>> begin SUPPLIED ENTRIES

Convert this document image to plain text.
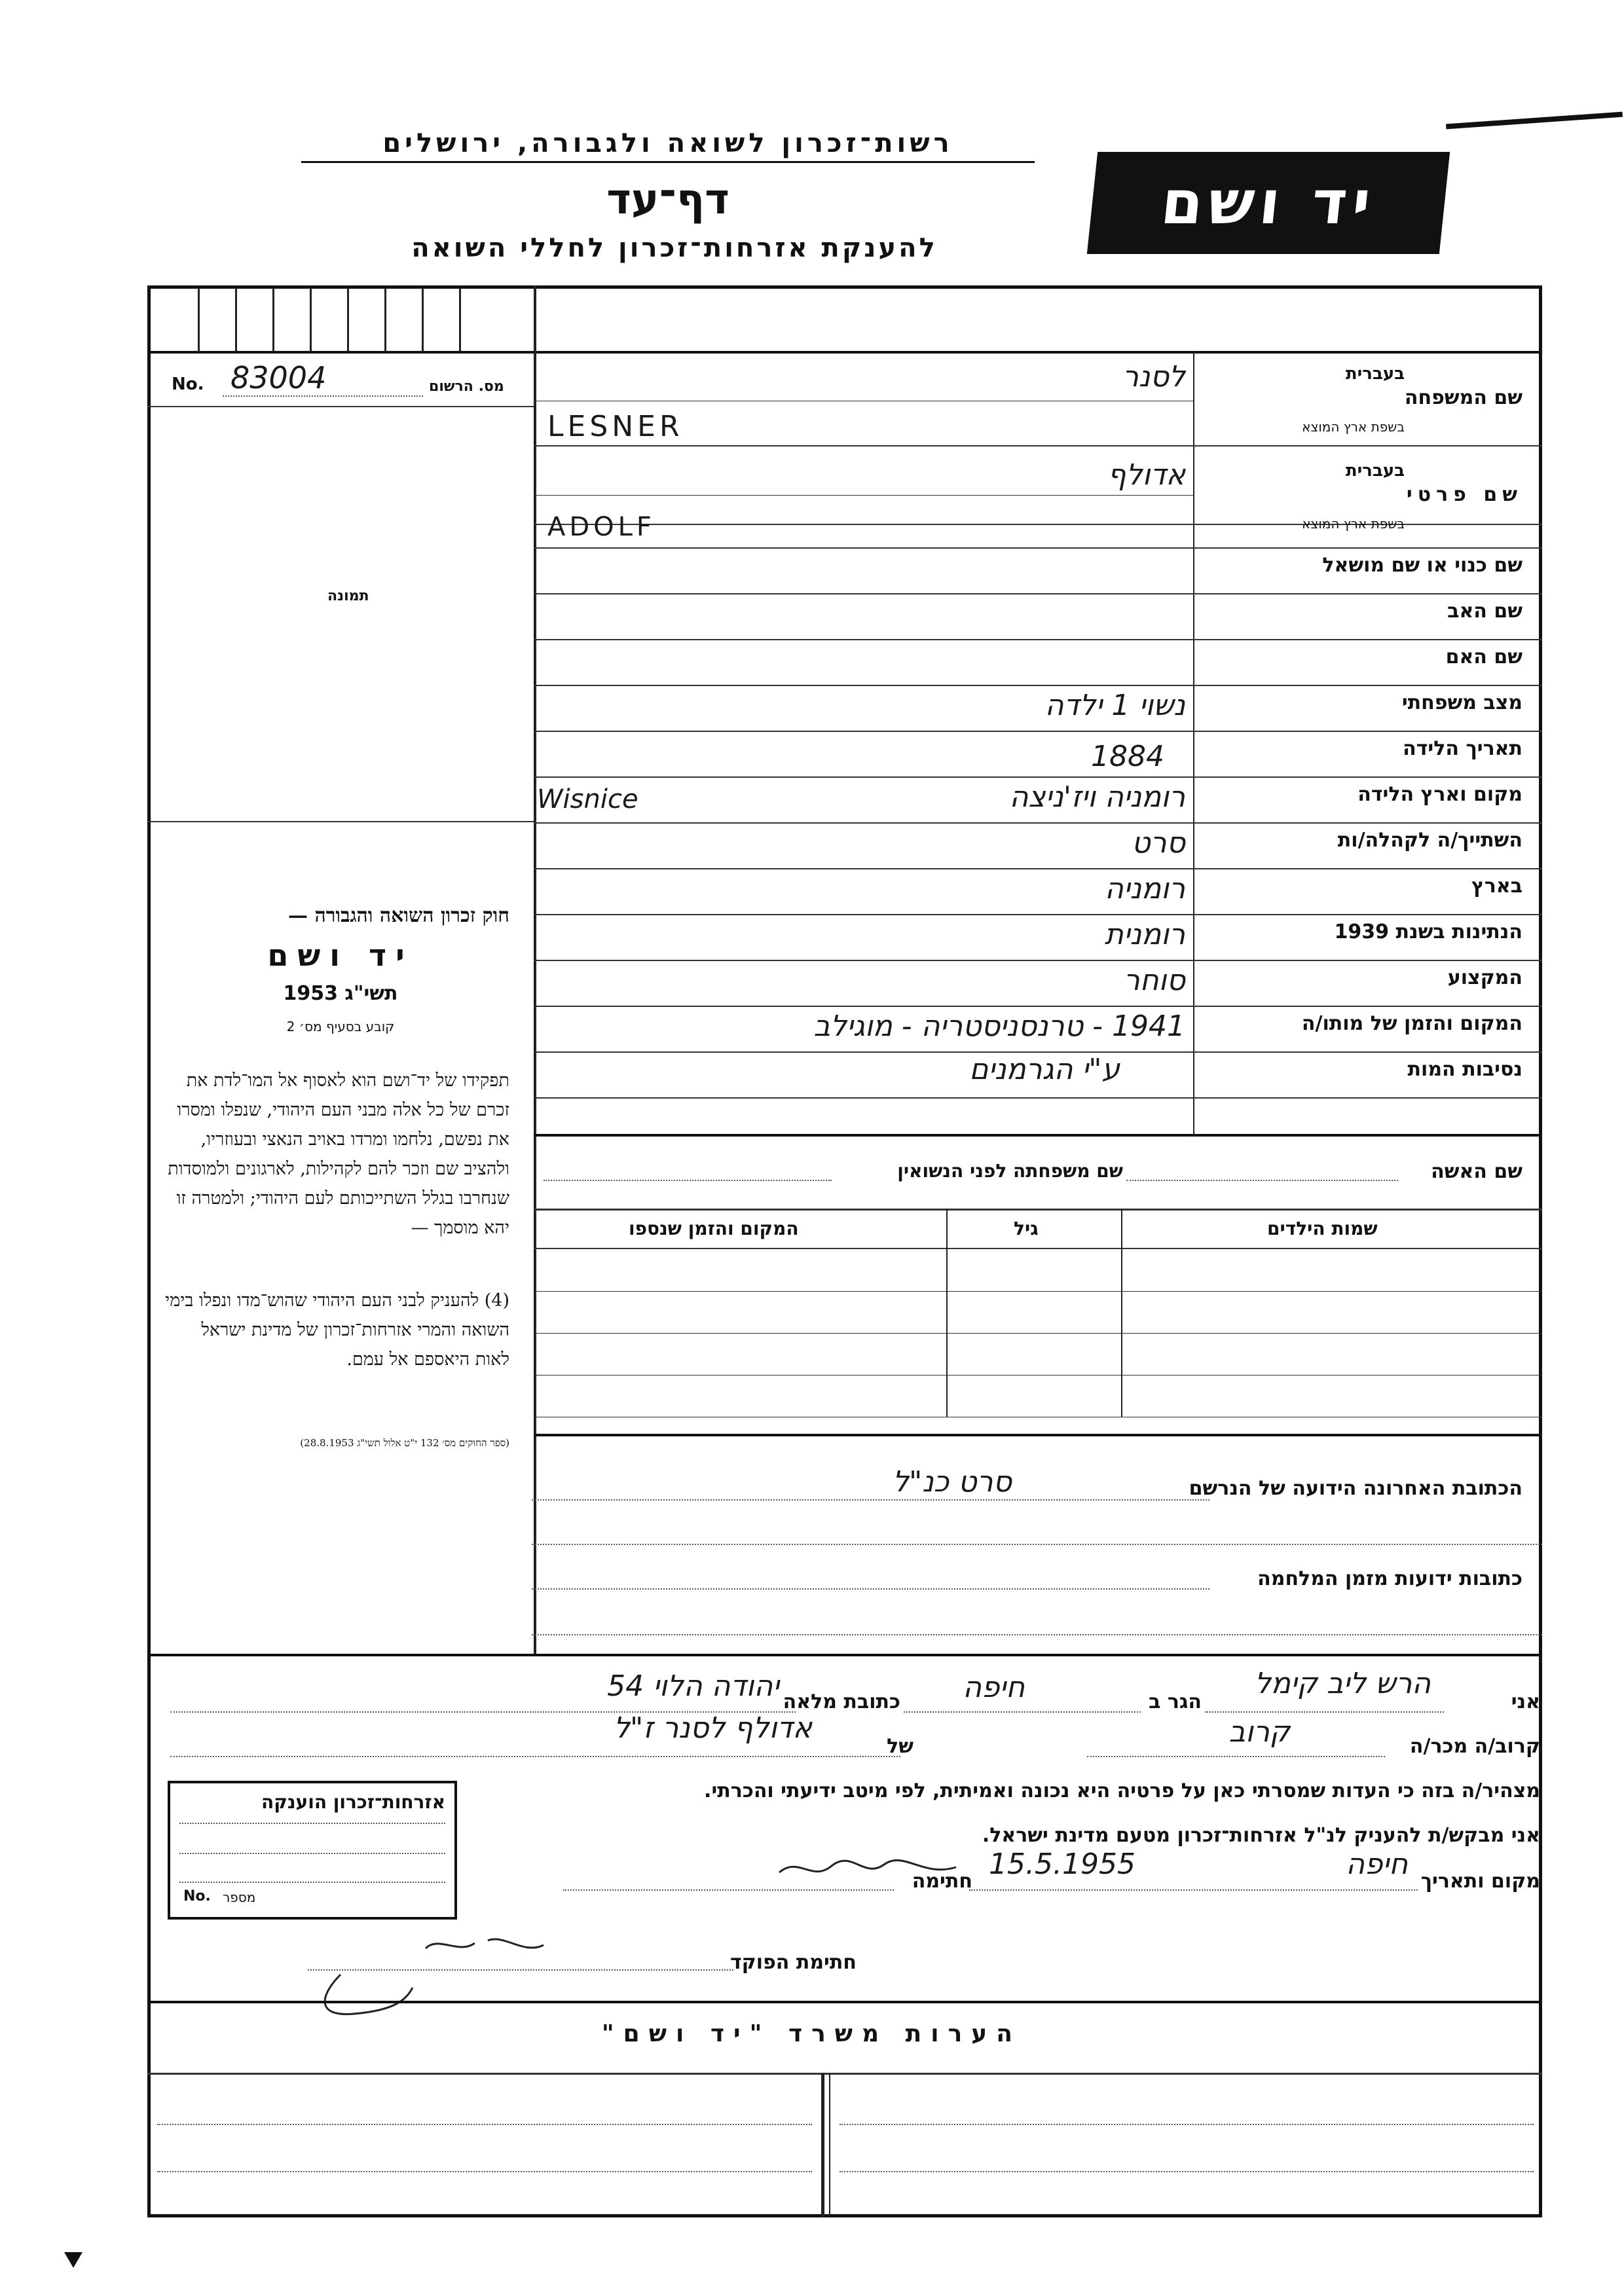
רשות־זכרון לשואה ולגבורה, ירושלים
דף־עד
להענקת אזרחות־זכרון לחללי השואה
יד ושם
No. 83004	מס. הרשום
תמונה
חוק זכרון השואה והגבורה —
יד ושם
תשי"ג 1953
קובע בסעיף מס׳ 2
תפקידו של יד־ושם הוא לאסוף אל המו־לדת את זכרם של כל אלה מבני העם היהודי, שנפלו ומסרו את נפשם, נלחמו ומרדו באויב הנאצי ובעוזריו, ולהציב שם וזכר להם לקהילות, לארגונים ולמוסדות שנחרבו בגלל השתייכותם לעם היהודי; ולמטרה זו יהא מוסמך —
(4) להעניק לבני העם היהודי שהוש־מדו ונפלו בימי השואה והמרי אזרחות־זכרון של מדינת ישראל לאות היאספם אל עמם.
(ספר החוקים מס׳ 132 י"ט אלול תשי"ג 28.8.1953)
שם המשפחה
בעברית
בשפת ארץ המוצא
לסנר
LESNER
שם פרטי
בעברית
בשפת ארץ המוצא
אדולף
ADOLF
שם כנוי או שם מושאל
שם האב
שם האם
מצב משפחתי
נשוי 1 ילדה
תאריך הלידה
1884
מקום וארץ הלידה
רומניה ויז'ניצה
Wisnice
השתייך/ה לקהלה/ות
סרט
בארץ
רומניה
הנתינות בשנת 1939
רומנית
המקצוע
סוחר
המקום והזמן של מותו/ה
1941 - טרנסניסטריה - מוגילב
נסיבות המות
ע"י הגרמנים
שם האשה
שם משפחתה לפני הנשואין
שמות הילדים
גיל
המקום והזמן שנספו
הכתובת האחרונה הידועה של הנרשם
סרט כנ"ל
כתובות ידועות מזמן המלחמה
אני
הרש ליב קימל
הגר ב
חיפה
כתובת מלאה
יהודה הלוי 54
קרוב/ה מכר/ה
קרוב
של
אדולף לסנר ז"ל
מצהיר/ה בזה כי העדות שמסרתי כאן על פרטיה היא נכונה ואמיתית, לפי מיטב ידיעתי והכרתי.
אני מבקש/ת להעניק לנ"ל אזרחות־זכרון מטעם מדינת ישראל.
מקום ותאריך
חיפה
15.5.1955
חתימה
אזרחות־זכרון הוענקה
No. מספר
חתימת הפוקד
הערות משרד "יד ושם"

>> end SUPPLIED ENTRIES

WHAT YOU HAVE TO DO: Search the entries for the word "זכרון" and pick out every line that holds it.

THE ANSWER:
רשות־זכרון לשואה ולגבורה, ירושלים
להענקת אזרחות־זכרון לחללי השואה
חוק זכרון השואה והגבורה —
(4) להעניק לבני העם היהודי שהוש־מדו ונפלו בימי השואה והמרי אזרחות־זכרון של מדינת ישראל לאות היאספם אל עמם.
אני מבקש/ת להעניק לנ"ל אזרחות־זכרון מטעם מדינת ישראל.
אזרחות־זכרון הוענקה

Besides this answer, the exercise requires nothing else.